_What to do_
Repeat every line below exactly as it reads.

_Input records_
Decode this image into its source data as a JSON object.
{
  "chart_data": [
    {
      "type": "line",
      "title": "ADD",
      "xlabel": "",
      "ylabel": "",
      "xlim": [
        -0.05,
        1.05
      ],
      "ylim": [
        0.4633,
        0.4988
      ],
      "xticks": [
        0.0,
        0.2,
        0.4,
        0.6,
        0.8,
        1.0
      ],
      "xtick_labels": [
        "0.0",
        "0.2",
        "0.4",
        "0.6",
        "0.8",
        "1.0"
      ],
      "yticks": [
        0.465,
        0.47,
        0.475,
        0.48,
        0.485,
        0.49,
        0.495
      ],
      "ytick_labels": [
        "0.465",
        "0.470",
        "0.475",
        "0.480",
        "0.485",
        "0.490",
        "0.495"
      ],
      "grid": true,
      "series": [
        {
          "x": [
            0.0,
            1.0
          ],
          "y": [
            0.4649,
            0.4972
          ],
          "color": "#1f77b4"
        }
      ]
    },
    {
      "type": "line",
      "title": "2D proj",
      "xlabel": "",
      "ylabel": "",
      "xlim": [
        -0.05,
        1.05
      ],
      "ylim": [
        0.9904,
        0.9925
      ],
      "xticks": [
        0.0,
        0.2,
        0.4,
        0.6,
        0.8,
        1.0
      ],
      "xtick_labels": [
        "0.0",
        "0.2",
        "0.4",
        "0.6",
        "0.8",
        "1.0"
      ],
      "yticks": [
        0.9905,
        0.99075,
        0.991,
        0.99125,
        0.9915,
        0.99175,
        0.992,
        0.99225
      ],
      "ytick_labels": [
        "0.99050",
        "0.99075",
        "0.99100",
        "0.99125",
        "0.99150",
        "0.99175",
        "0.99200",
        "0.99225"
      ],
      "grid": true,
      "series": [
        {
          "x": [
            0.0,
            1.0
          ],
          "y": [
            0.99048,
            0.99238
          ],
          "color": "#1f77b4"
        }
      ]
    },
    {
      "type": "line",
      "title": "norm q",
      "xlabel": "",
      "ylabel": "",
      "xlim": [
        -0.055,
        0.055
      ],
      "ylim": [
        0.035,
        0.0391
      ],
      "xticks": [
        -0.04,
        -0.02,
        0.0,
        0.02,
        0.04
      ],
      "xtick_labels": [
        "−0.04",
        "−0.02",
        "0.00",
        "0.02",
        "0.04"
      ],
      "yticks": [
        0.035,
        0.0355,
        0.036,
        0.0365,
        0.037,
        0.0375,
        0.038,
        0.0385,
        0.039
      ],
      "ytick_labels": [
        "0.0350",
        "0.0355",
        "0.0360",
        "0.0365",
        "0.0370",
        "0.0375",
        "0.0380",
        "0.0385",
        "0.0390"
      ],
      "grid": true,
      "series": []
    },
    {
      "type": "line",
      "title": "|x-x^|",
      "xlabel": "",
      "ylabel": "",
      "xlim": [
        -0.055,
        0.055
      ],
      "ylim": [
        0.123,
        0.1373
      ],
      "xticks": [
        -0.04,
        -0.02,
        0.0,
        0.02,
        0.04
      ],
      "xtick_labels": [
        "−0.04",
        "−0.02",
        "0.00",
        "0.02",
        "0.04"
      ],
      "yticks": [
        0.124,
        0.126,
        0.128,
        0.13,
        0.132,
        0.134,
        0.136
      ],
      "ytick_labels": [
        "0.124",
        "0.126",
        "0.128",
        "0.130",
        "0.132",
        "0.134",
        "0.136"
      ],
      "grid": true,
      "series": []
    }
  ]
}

_Reply_
Decode this image into its source data as a JSON object.
{
  "chart_data": [
    {
      "type": "line",
      "title": "ADD",
      "xlabel": "",
      "ylabel": "",
      "xlim": [
        -0.05,
        1.05
      ],
      "ylim": [
        0.4633,
        0.4988
      ],
      "xticks": [
        0.0,
        0.2,
        0.4,
        0.6,
        0.8,
        1.0
      ],
      "xtick_labels": [
        "0.0",
        "0.2",
        "0.4",
        "0.6",
        "0.8",
        "1.0"
      ],
      "yticks": [
        0.465,
        0.47,
        0.475,
        0.48,
        0.485,
        0.49,
        0.495
      ],
      "ytick_labels": [
        "0.465",
        "0.470",
        "0.475",
        "0.480",
        "0.485",
        "0.490",
        "0.495"
      ],
      "grid": true,
      "series": [
        {
          "x": [
            0.0,
            1.0
          ],
          "y": [
            0.4649,
            0.4972
          ],
          "color": "#1f77b4"
        }
      ]
    },
    {
      "type": "line",
      "title": "2D proj",
      "xlabel": "",
      "ylabel": "",
      "xlim": [
        -0.05,
        1.05
      ],
      "ylim": [
        0.9904,
        0.9925
      ],
      "xticks": [
        0.0,
        0.2,
        0.4,
        0.6,
        0.8,
        1.0
      ],
      "xtick_labels": [
        "0.0",
        "0.2",
        "0.4",
        "0.6",
        "0.8",
        "1.0"
      ],
      "yticks": [
        0.9905,
        0.99075,
        0.991,
        0.99125,
        0.9915,
        0.99175,
        0.992,
        0.99225
      ],
      "ytick_labels": [
        "0.99050",
        "0.99075",
        "0.99100",
        "0.99125",
        "0.99150",
        "0.99175",
        "0.99200",
        "0.99225"
      ],
      "grid": true,
      "series": [
        {
          "x": [
            0.0,
            1.0
          ],
          "y": [
            0.99048,
            0.99238
          ],
          "color": "#1f77b4"
        }
      ]
    },
    {
      "type": "line",
      "title": "norm q",
      "xlabel": "",
      "ylabel": "",
      "xlim": [
        -0.055,
        0.055
      ],
      "ylim": [
        0.035,
        0.0391
      ],
      "xticks": [
        -0.04,
        -0.02,
        0.0,
        0.02,
        0.04
      ],
      "xtick_labels": [
        "−0.04",
        "−0.02",
        "0.00",
        "0.02",
        "0.04"
      ],
      "yticks": [
        0.035,
        0.0355,
        0.036,
        0.0365,
        0.037,
        0.0375,
        0.038,
        0.0385,
        0.039
      ],
      "ytick_labels": [
        "0.0350",
        "0.0355",
        "0.0360",
        "0.0365",
        "0.0370",
        "0.0375",
        "0.0380",
        "0.0385",
        "0.0390"
      ],
      "grid": true,
      "series": []
    },
    {
      "type": "line",
      "title": "|x-x^|",
      "xlabel": "",
      "ylabel": "",
      "xlim": [
        -0.055,
        0.055
      ],
      "ylim": [
        0.123,
        0.1373
      ],
      "xticks": [
        -0.04,
        -0.02,
        0.0,
        0.02,
        0.04
      ],
      "xtick_labels": [
        "−0.04",
        "−0.02",
        "0.00",
        "0.02",
        "0.04"
      ],
      "yticks": [
        0.124,
        0.126,
        0.128,
        0.13,
        0.132,
        0.134,
        0.136
      ],
      "ytick_labels": [
        "0.124",
        "0.126",
        "0.128",
        "0.130",
        "0.132",
        "0.134",
        "0.136"
      ],
      "grid": true,
      "series": []
    }
  ]
}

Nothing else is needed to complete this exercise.